**Problem requirements:**
Take each line containing the word "dans" and copy it.

**Provided records:**
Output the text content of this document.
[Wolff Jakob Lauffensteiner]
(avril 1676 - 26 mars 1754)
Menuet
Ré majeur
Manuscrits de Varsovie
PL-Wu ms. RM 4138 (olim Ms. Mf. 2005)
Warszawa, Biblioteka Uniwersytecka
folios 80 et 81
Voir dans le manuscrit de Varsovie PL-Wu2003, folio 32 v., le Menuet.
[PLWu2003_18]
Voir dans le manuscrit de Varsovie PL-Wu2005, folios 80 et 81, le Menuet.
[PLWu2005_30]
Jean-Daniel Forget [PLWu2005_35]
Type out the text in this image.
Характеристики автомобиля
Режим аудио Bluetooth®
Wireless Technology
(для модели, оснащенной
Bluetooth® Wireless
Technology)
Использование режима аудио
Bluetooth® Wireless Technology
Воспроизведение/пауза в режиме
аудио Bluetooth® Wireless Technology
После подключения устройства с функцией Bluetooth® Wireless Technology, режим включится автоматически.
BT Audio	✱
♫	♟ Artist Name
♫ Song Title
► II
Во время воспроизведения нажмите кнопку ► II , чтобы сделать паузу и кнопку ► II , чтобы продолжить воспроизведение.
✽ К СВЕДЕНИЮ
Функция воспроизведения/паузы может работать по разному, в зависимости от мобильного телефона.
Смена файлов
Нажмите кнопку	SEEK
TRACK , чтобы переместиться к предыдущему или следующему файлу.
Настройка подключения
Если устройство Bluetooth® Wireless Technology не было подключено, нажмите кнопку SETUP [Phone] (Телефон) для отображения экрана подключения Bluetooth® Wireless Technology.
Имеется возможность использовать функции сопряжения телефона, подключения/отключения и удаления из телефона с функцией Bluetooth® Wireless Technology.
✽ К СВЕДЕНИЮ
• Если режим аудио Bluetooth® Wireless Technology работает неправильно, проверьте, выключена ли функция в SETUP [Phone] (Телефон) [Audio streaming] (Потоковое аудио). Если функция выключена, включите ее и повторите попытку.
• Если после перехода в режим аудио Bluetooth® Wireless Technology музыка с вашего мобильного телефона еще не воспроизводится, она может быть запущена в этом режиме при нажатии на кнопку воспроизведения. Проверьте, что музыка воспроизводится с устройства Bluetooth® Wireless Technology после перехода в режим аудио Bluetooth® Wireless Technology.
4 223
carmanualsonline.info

**Output of the task:**
Voir dans le manuscrit de Varsovie PL-Wu2003, folio 32 v., le Menuet.
Voir dans le manuscrit de Varsovie PL-Wu2005, folios 80 et 81, le Menuet.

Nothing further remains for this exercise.